# start of Dataset rows
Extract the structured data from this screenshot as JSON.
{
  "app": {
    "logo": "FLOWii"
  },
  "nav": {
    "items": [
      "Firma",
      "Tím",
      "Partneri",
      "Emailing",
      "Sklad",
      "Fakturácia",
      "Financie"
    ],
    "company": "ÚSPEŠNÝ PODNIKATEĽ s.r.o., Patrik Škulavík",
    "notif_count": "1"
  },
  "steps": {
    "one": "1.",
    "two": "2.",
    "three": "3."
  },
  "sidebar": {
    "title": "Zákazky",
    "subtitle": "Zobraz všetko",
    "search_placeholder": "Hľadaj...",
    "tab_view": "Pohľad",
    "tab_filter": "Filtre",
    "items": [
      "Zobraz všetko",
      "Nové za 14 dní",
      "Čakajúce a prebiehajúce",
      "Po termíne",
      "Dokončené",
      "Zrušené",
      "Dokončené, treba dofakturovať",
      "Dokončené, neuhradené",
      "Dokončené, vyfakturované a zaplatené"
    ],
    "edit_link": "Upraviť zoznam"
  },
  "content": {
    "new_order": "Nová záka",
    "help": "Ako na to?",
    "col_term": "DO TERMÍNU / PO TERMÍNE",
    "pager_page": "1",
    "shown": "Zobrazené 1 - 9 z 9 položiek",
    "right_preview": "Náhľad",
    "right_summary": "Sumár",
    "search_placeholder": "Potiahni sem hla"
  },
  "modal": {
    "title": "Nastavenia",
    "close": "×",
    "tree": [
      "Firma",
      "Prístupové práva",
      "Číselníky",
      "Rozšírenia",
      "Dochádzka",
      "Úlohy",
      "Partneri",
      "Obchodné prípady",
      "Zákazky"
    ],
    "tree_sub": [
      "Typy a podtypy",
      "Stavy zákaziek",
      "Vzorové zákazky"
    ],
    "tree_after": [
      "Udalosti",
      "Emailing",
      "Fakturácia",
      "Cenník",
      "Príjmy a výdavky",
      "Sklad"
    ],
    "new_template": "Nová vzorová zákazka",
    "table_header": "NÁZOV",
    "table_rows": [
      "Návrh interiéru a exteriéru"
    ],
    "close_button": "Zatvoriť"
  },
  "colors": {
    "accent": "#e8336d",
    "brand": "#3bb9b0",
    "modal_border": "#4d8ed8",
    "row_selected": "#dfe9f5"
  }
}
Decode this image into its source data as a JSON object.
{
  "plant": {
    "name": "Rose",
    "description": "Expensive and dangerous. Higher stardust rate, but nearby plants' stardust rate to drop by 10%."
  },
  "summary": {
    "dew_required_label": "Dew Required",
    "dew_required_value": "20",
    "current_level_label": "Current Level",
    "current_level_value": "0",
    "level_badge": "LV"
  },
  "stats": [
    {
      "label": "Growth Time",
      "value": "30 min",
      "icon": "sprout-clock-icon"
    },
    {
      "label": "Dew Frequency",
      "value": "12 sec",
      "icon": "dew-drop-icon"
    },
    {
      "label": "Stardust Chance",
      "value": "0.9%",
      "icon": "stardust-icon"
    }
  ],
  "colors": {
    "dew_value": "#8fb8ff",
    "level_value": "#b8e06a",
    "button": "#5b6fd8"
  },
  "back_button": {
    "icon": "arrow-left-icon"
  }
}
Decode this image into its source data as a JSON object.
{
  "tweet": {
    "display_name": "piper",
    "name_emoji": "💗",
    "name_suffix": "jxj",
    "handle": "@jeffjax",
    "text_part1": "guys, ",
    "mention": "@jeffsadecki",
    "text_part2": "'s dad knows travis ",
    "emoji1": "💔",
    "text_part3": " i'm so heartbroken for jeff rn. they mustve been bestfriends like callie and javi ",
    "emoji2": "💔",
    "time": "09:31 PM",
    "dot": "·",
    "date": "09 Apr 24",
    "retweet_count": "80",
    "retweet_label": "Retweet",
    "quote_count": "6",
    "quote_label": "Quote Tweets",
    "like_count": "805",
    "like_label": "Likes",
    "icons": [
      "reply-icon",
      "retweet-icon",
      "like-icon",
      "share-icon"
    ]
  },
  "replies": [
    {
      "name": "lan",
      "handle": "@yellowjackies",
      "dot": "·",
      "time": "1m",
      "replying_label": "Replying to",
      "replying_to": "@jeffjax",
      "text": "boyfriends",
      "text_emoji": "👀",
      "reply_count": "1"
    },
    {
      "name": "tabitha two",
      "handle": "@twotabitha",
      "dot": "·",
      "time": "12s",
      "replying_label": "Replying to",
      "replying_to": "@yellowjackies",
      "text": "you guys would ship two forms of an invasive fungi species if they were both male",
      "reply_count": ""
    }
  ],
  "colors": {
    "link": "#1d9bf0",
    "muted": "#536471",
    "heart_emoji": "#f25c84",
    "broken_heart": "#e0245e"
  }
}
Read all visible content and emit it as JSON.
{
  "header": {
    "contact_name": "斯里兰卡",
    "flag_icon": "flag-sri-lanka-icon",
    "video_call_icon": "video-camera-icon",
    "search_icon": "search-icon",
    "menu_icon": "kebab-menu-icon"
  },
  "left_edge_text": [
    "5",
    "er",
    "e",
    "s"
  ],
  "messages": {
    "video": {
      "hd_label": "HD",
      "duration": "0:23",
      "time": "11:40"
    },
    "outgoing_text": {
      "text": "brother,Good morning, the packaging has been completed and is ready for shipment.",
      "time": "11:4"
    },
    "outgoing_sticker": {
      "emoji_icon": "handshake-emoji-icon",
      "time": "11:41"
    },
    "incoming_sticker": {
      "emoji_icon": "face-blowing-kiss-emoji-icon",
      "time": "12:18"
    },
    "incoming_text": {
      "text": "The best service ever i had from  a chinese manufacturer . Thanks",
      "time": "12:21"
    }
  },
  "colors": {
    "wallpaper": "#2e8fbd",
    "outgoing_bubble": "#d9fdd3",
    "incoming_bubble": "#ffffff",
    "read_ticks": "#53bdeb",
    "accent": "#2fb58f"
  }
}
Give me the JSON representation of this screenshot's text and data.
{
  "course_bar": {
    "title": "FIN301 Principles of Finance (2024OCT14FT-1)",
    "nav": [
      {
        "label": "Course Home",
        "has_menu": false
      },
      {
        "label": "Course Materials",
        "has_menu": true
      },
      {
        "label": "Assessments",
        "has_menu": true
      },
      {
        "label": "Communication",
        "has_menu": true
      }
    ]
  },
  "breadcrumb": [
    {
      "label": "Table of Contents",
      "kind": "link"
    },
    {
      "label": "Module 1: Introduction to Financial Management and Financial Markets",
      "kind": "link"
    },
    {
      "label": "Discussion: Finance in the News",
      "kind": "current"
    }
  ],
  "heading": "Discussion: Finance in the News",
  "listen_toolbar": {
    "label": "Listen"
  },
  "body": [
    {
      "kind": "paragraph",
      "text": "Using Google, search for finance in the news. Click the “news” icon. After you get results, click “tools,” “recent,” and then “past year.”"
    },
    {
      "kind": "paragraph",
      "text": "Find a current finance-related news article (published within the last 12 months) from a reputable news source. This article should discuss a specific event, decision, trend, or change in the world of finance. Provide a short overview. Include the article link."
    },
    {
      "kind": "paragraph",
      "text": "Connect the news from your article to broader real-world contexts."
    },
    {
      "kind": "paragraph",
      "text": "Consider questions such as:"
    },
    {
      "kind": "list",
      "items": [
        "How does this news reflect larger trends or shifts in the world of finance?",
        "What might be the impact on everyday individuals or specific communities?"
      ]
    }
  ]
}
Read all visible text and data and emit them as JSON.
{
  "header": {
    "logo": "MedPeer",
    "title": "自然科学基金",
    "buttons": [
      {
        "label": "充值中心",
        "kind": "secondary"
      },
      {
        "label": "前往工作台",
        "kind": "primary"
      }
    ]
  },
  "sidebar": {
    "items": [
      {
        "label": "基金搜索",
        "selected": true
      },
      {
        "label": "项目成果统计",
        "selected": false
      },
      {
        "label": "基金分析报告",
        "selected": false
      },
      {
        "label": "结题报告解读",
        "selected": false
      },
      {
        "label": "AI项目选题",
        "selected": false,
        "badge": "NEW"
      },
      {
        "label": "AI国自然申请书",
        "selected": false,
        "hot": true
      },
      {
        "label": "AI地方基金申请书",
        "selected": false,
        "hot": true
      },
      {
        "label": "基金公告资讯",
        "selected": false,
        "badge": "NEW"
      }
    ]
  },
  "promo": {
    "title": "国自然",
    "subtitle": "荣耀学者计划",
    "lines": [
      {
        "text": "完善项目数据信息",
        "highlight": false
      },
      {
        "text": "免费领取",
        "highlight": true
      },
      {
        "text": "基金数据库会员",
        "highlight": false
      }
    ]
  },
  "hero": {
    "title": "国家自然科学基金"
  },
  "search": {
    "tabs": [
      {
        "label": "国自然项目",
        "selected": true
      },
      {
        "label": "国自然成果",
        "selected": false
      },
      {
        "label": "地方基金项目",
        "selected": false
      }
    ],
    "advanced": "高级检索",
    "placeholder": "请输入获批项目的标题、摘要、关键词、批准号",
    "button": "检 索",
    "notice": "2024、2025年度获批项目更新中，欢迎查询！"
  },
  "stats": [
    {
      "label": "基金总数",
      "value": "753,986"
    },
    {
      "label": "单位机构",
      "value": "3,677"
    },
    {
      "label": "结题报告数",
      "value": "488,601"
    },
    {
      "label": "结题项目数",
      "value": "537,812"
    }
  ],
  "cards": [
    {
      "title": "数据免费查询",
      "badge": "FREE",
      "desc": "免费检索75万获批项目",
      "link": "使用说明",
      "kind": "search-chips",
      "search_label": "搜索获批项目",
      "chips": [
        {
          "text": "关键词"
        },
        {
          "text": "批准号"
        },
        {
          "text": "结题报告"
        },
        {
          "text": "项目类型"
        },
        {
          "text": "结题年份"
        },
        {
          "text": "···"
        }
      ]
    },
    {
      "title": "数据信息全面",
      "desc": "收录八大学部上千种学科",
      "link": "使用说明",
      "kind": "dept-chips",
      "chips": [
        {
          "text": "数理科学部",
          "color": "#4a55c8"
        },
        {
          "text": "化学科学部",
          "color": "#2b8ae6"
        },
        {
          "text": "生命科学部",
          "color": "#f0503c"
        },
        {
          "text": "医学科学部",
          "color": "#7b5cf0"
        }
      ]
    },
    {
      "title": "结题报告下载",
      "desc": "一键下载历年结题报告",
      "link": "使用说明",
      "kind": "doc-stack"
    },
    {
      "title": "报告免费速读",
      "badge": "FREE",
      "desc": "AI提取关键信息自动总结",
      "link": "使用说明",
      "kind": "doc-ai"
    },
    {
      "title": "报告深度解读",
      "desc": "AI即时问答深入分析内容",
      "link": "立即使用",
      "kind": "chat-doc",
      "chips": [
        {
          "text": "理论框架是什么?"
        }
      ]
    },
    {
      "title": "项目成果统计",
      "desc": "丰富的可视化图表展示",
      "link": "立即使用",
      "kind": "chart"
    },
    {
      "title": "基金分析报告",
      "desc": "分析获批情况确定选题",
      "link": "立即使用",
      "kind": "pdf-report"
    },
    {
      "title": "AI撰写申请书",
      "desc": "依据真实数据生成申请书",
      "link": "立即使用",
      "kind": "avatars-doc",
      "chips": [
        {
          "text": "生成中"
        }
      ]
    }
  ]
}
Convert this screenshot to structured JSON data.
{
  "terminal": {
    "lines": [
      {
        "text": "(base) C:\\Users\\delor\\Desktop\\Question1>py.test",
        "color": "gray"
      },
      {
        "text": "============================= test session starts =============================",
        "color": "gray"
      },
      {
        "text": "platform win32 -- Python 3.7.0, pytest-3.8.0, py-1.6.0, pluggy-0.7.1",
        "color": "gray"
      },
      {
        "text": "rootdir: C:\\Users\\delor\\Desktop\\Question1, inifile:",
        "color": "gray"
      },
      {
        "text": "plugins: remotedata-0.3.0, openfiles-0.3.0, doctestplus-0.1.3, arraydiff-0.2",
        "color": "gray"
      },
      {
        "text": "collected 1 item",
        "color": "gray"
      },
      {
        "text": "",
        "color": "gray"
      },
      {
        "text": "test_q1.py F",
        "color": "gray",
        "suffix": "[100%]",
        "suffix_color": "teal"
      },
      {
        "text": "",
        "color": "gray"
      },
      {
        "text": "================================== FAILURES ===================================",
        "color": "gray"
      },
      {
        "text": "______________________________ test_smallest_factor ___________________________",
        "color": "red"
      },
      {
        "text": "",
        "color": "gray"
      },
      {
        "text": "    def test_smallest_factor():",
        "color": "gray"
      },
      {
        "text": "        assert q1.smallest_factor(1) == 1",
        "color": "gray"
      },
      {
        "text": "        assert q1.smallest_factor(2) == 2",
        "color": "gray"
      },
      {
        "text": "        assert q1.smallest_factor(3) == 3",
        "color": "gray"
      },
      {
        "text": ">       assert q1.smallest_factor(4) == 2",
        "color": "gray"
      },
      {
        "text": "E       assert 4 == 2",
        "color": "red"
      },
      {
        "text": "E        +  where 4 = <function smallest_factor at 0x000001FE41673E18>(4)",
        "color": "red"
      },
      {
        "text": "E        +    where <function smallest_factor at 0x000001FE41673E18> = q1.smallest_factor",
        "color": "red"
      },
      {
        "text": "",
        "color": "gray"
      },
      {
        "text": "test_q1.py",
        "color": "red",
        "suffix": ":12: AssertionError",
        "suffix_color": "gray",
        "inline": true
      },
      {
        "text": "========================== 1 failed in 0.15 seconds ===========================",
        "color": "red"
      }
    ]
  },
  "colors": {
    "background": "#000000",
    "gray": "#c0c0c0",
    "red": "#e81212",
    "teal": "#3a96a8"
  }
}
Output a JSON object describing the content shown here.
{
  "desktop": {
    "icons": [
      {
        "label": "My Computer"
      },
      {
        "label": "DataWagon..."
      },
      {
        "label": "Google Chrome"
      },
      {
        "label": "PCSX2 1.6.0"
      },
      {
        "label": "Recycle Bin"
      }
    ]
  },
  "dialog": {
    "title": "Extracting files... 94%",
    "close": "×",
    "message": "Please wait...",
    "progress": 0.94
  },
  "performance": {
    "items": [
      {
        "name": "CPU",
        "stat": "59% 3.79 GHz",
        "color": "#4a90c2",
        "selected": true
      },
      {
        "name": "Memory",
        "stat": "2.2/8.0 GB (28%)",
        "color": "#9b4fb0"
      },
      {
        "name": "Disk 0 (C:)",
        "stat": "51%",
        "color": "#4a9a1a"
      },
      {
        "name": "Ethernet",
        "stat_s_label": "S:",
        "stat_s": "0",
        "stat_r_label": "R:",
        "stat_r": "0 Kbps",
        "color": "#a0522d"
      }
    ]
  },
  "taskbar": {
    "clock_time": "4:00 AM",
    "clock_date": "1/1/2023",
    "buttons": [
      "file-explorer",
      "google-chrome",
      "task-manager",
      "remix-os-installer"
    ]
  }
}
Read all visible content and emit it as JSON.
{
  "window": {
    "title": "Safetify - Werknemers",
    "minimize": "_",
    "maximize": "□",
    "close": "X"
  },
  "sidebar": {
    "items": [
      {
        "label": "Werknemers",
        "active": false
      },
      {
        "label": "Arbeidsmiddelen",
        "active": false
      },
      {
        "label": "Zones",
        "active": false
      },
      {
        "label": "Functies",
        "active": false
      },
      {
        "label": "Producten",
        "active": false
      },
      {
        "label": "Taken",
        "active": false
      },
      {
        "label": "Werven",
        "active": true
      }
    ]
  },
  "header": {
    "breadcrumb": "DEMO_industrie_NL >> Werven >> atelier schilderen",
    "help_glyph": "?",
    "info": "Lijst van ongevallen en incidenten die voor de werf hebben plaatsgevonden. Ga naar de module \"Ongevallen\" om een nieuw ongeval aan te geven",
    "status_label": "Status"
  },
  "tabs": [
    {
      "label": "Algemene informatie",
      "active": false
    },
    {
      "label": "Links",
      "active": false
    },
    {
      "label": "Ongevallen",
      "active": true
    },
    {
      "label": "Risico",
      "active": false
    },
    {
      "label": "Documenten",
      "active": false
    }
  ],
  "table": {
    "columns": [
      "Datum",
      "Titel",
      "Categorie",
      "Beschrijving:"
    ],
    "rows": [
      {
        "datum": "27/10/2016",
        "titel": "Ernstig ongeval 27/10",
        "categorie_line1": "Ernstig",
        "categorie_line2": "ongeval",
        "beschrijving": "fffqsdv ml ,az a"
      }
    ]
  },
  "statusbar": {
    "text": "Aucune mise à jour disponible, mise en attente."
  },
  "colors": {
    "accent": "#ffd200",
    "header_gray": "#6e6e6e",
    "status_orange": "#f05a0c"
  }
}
# end of Dataset rows
The exercise ->
Every line that holds the word "subtitle" should be extracted.

Task answer ->
    "subtitle": "Zobraz všetko",
    "subtitle": "荣耀学者计划",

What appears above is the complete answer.